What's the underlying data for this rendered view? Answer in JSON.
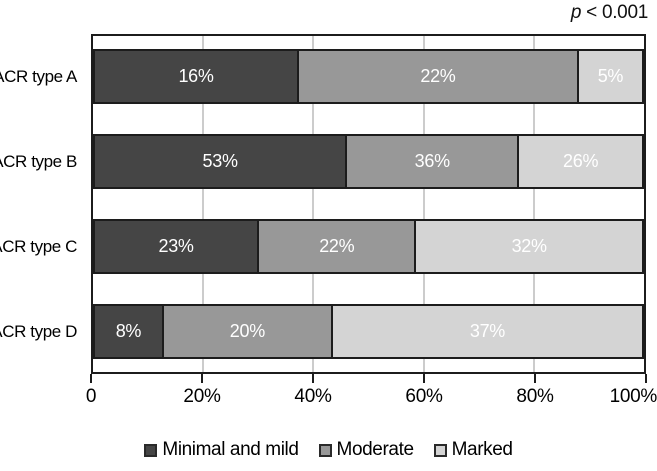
{
  "annotation": {
    "symbol": "p",
    "rest": " < 0.001"
  },
  "chart_data": {
    "type": "bar",
    "variant": "horizontal_stacked_100_percent",
    "title": "",
    "xlabel": "",
    "ylabel": "",
    "categories": [
      "ACR type A",
      "ACR type B",
      "ACR type C",
      "ACR type D"
    ],
    "series": [
      {
        "name": "Minimal and mild",
        "color": "#454545",
        "values": [
          16,
          53,
          23,
          8
        ]
      },
      {
        "name": "Moderate",
        "color": "#989898",
        "values": [
          22,
          36,
          22,
          20
        ]
      },
      {
        "name": "Marked",
        "color": "#d4d4d4",
        "values": [
          5,
          26,
          32,
          37
        ]
      }
    ],
    "value_suffix": "%",
    "x_ticks": [
      "0",
      "20%",
      "40%",
      "60%",
      "80%",
      "100%"
    ],
    "x_tick_positions": [
      0,
      20,
      40,
      60,
      80,
      100
    ],
    "xlim": [
      0,
      100
    ],
    "grid": true,
    "gridline_positions": [
      20,
      40,
      60,
      80
    ],
    "legend_position": "bottom",
    "annotation": "p < 0.001",
    "bar_label_color": "#ffffff"
  },
  "colors": {
    "border": "#1c1c1c",
    "gridline": "#cccccc",
    "background": "#ffffff",
    "text": "#000000"
  }
}
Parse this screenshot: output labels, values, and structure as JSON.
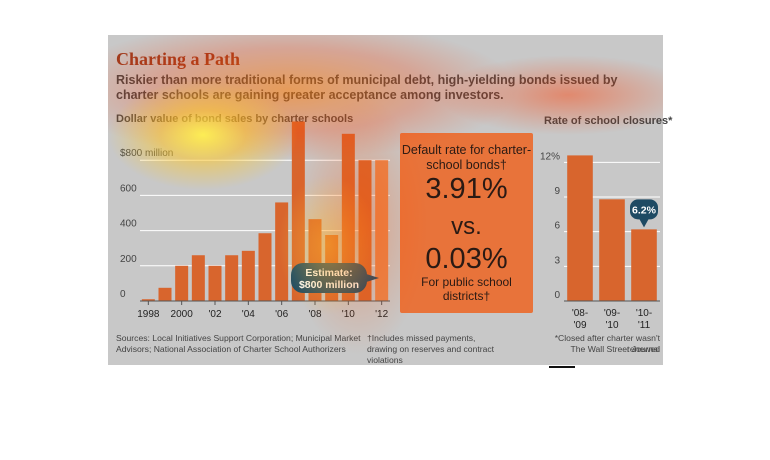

== AIM OF THE TASK ==
Please write out all of the material above without changing a word, and omit any pictures.

== OUTPUT BELOW ==
What's the underlying data for this rendered view? Answer in JSON.
{
  "annotation": {
    "symbol": "p",
    "rest": " < 0.001"
  },
  "chart_data": {
    "type": "bar",
    "variant": "horizontal_stacked_100_percent",
    "title": "",
    "xlabel": "",
    "ylabel": "",
    "categories": [
      "ACR type A",
      "ACR type B",
      "ACR type C",
      "ACR type D"
    ],
    "series": [
      {
        "name": "Minimal and mild",
        "color": "#454545",
        "values": [
          16,
          53,
          23,
          8
        ]
      },
      {
        "name": "Moderate",
        "color": "#989898",
        "values": [
          22,
          36,
          22,
          20
        ]
      },
      {
        "name": "Marked",
        "color": "#d4d4d4",
        "values": [
          5,
          26,
          32,
          37
        ]
      }
    ],
    "value_suffix": "%",
    "x_ticks": [
      "0",
      "20%",
      "40%",
      "60%",
      "80%",
      "100%"
    ],
    "x_tick_positions": [
      0,
      20,
      40,
      60,
      80,
      100
    ],
    "xlim": [
      0,
      100
    ],
    "grid": true,
    "gridline_positions": [
      20,
      40,
      60,
      80
    ],
    "legend_position": "bottom",
    "annotation": "p < 0.001",
    "bar_label_color": "#ffffff"
  },
  "colors": {
    "border": "#1c1c1c",
    "gridline": "#cccccc",
    "background": "#ffffff",
    "text": "#000000"
  }
}
Parse this screenshot: output labels, values, and structure as JSON.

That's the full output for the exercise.